We know very well, however, that Christopher North was not ashamed of himself, at least not with the true contrition that leads to reformation. On the contrary, we fear that he cherished and cultivated quite shamelessly his gift of caustic wit. In any case, whether the disavowal came from ironic whim or from a concession to the popular attitude toward satire, it illustrates the first difficulty confronting the student of this indeterminate subject.
To recognize the satirical at sight, to know whether a man is telling the truth, either when he claims to be a satirist or when he disclaims the charge, is something of an accomplishment. For the complex and Protean nature of satire, varium et mutabile semper, has naturally led to much disagreement not only as to its existence in certain cases, but as to its justification in general. To its eulogist, usually the satirist himself, satire is an instrument of discipline with a divine commission,—a Scourge of God. To its apologist, usually the detached observer, it is a more or less dubious means to a more or less necessary end. To its disparager, usually the satirized, it is a wanton mischief-maker, superfluous and intolerable. The personal resentment of this last may be fortified by the convenient logic which identifies the agent with the cause. “People who really dread the daring, original, impulsive character which is the foundation of the satirical,” says Hannay in one of his lectures on Satire, “ingenuously blame the satirist for the state of things which he attacks.”
These varieties of attitude toward satire arise not only from varieties in temperament and satirical experience, but from the diverse manifestations of satire itself. Take, for instance, those characters in literature which seem to be an incarnation of the satiric spirit. Thersites is the dealer in personalities, scoffing and gibing at the élite with the licensed audacity of the court fool. Reynard is the satirical rogue who not only perceives the weaknesses of his fellow citizens but turns them to his own advantage. Alceste is the misanthrope, “critic,” as Meredith says, “of everybody save himself,” but lifting his strictures out of the merely personal by attaching them to a general interpretation of life. The Hebrew Adversary is the cynic with a scientific zest for experiment. He impugns motives, fleers at fair appearances, prides himself on his superior penetration, and questions the price for which a prosperous Job serves God. His loss of the wager through actual test of his theory has been taken as proof that such suspicions are unwarranted, and that the trust of the Divine Idealist in human nature was justified. This conclusion, however, must be qualified by the admission that the inductive process was conducted on limited data, and that if Eliphaz, Bildad, or Zophar had been chosen for the trial, the result might have been different. As it was, the final silence of the quenched satirist, and his absence from the happy ending may be construed as a sign of defeat in one instance that by no means invalidated his general attitude of doubt and interrogation.

Items:
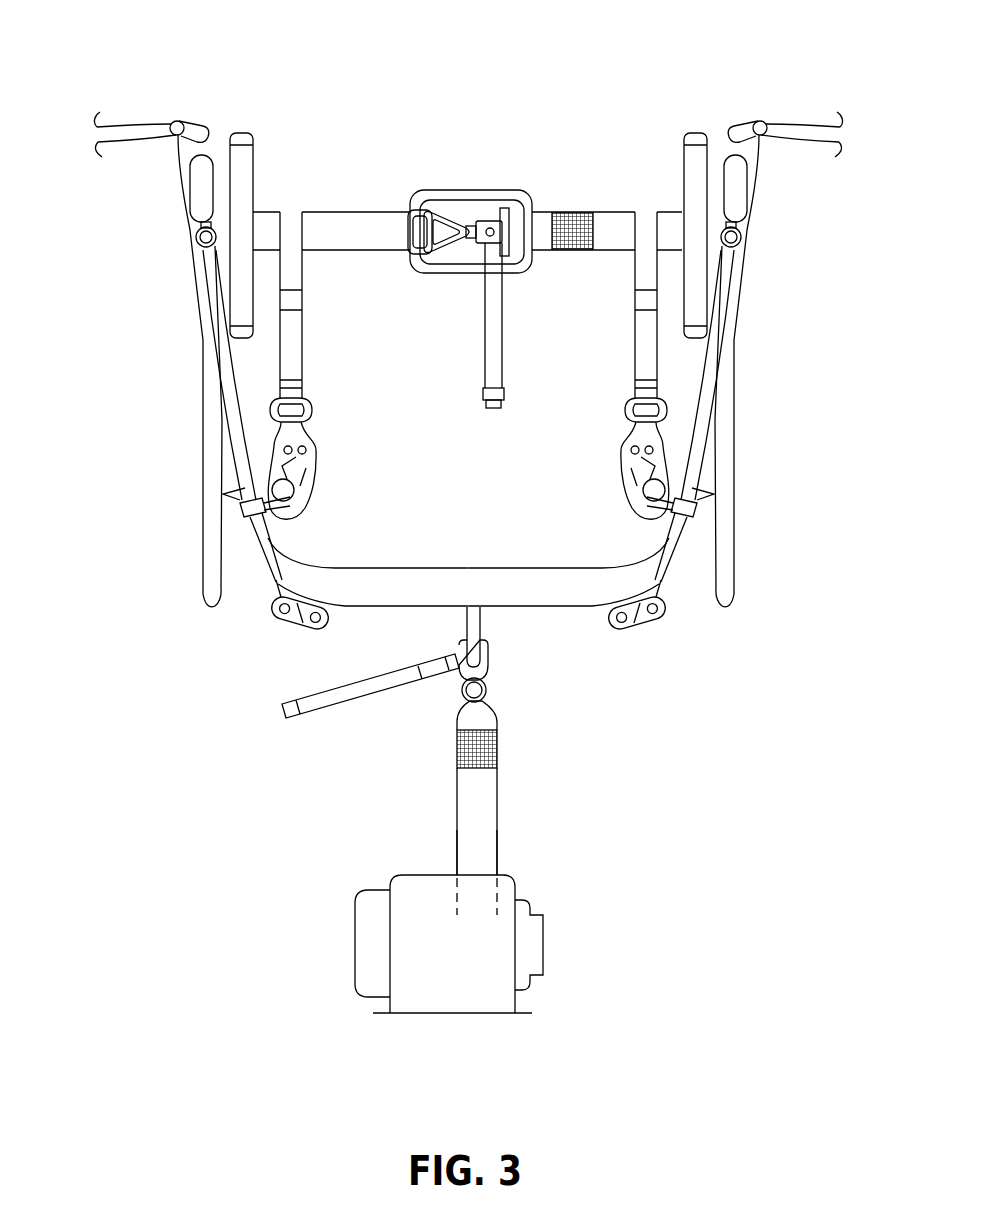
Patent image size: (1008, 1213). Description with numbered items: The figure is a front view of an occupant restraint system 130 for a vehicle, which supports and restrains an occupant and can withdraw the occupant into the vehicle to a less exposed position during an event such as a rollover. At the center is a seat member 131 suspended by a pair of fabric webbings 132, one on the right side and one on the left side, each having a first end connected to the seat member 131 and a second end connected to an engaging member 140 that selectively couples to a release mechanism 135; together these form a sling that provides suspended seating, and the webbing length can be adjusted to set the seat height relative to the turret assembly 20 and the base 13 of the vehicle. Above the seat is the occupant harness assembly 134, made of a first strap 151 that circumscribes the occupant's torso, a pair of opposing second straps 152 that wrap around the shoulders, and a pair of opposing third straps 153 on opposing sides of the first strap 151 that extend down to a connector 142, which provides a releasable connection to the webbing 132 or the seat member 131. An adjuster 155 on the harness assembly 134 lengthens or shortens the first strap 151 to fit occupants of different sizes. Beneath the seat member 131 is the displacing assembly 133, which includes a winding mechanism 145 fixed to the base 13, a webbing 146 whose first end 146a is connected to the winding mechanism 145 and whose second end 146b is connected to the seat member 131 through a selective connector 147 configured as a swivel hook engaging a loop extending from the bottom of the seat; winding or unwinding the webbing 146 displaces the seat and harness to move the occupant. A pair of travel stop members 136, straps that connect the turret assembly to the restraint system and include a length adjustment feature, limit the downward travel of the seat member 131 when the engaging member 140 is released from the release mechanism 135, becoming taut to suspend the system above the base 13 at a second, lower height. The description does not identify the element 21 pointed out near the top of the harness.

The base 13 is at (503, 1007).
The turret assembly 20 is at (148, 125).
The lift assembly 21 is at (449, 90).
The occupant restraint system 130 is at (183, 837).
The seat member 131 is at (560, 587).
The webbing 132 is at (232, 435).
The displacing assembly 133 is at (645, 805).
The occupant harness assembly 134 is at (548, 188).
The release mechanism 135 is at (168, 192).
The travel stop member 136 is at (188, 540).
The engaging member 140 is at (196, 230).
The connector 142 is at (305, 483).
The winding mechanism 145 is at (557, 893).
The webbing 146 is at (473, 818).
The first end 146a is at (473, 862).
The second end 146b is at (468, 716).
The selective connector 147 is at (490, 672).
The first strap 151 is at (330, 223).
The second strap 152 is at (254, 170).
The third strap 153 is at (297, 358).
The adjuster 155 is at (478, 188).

...

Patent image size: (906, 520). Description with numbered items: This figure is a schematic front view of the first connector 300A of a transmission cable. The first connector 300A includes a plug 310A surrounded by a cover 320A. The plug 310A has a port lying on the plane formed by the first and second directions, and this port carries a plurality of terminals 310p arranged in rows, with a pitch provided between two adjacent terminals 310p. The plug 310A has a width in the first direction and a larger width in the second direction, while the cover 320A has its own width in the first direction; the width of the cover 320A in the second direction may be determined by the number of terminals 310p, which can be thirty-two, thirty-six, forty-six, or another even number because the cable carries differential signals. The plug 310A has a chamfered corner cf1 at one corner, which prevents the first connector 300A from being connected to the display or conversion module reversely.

...

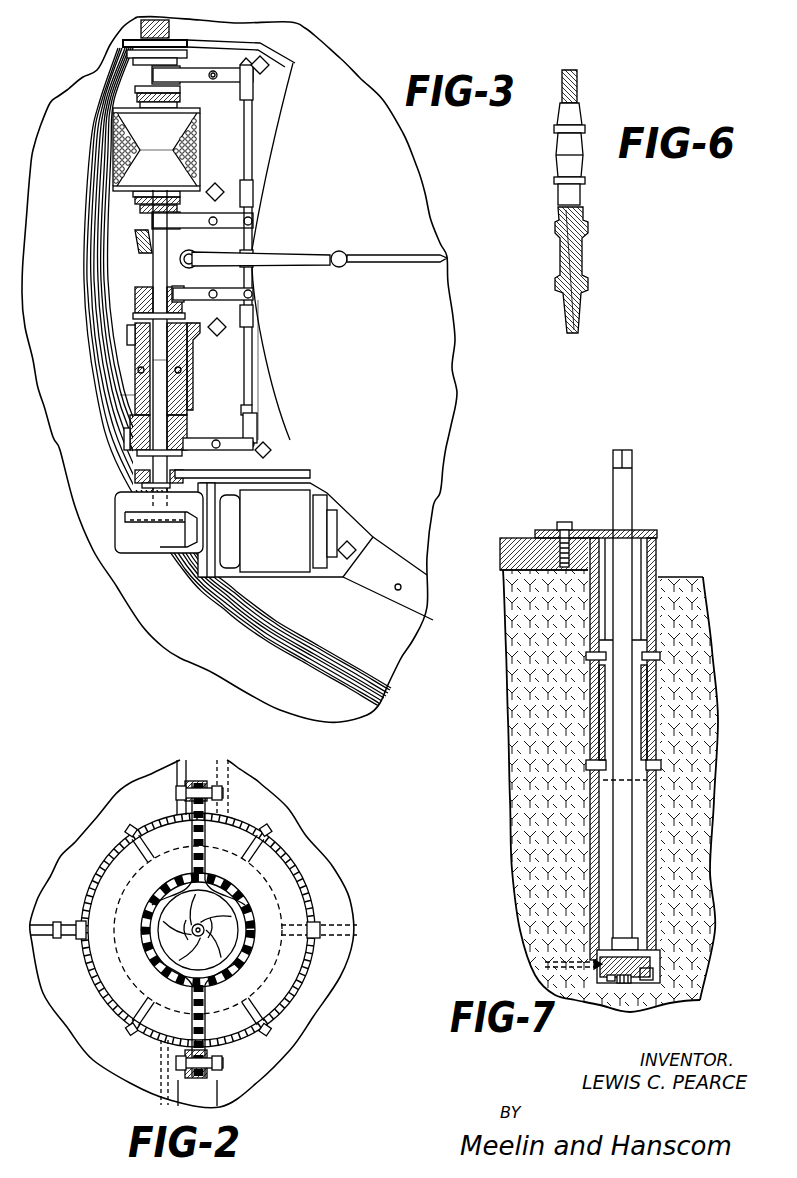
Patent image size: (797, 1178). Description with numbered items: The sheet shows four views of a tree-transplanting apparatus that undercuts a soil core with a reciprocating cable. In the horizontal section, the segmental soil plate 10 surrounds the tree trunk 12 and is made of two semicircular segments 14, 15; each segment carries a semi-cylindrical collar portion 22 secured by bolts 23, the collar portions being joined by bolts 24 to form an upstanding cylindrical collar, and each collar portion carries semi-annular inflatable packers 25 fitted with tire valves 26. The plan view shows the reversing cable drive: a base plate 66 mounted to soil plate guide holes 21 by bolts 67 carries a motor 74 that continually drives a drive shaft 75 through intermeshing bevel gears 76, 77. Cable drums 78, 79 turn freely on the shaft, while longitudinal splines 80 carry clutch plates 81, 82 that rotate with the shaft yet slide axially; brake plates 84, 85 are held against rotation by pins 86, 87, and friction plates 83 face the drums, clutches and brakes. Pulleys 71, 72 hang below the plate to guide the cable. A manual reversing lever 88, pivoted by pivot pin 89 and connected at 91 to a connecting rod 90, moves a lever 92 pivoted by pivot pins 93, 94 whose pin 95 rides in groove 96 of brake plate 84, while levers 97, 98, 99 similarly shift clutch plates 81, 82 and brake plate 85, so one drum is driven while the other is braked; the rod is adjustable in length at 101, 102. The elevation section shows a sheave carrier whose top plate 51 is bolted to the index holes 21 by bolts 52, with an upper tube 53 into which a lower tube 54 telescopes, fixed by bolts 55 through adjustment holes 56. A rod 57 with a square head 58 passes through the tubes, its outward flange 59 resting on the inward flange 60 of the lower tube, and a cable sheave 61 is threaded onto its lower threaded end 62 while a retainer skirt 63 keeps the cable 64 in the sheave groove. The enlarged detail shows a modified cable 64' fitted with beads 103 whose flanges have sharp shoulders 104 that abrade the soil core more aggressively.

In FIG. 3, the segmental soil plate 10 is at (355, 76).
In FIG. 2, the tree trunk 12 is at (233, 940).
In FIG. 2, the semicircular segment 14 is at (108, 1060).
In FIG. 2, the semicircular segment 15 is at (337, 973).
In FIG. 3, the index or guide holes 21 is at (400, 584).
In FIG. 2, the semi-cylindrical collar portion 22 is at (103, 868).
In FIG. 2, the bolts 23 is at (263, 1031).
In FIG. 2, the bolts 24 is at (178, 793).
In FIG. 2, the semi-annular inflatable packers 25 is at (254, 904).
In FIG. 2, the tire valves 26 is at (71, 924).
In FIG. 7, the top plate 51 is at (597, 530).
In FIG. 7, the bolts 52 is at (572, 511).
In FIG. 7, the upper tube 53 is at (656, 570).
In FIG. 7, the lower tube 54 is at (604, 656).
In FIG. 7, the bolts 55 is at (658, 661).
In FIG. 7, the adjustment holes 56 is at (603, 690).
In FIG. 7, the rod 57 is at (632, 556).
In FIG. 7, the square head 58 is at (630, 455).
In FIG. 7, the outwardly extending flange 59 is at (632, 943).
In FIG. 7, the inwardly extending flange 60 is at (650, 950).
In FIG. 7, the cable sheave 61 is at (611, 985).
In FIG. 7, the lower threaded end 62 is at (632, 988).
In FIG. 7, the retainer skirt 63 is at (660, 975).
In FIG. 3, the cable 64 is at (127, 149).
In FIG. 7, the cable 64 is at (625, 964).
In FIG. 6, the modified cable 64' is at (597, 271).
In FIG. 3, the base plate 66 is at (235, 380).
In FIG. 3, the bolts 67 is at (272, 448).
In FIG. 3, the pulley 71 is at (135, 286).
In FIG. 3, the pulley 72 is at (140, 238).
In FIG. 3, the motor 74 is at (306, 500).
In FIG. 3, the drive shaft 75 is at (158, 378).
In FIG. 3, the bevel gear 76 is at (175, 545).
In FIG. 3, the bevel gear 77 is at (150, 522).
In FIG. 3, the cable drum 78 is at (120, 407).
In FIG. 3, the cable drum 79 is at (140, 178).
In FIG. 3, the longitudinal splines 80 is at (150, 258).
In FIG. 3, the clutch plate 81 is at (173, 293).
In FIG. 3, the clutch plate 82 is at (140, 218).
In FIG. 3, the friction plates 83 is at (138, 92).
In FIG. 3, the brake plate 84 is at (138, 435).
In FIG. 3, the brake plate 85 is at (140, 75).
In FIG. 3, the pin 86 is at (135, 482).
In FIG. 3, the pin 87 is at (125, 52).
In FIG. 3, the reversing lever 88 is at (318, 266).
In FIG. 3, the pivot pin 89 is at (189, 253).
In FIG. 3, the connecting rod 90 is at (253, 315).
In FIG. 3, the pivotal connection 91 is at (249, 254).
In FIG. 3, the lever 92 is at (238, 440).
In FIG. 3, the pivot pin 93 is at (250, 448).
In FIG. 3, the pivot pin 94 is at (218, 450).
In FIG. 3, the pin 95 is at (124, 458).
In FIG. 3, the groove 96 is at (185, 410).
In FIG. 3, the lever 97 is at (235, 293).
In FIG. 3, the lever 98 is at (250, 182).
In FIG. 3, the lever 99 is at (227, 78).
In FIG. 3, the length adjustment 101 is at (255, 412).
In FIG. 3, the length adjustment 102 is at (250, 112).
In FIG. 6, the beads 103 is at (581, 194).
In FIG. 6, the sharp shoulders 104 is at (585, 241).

Exercise:
Copy the passage on satire, starting with "We know very" and going on through "this indeterminate subject.", and switch "contrition" to "remorse".

Exercise answer:
We know very well, however, that Christopher North was not ashamed of himself, at least not with the true remorse that leads to reformation. On the contrary, we fear that he cherished and cultivated quite shamelessly his gift of caustic wit. In any case, whether the disavowal came from ironic whim or from a concession to the popular attitude toward satire, it illustrates the first difficulty confronting the student of this indeterminate subject.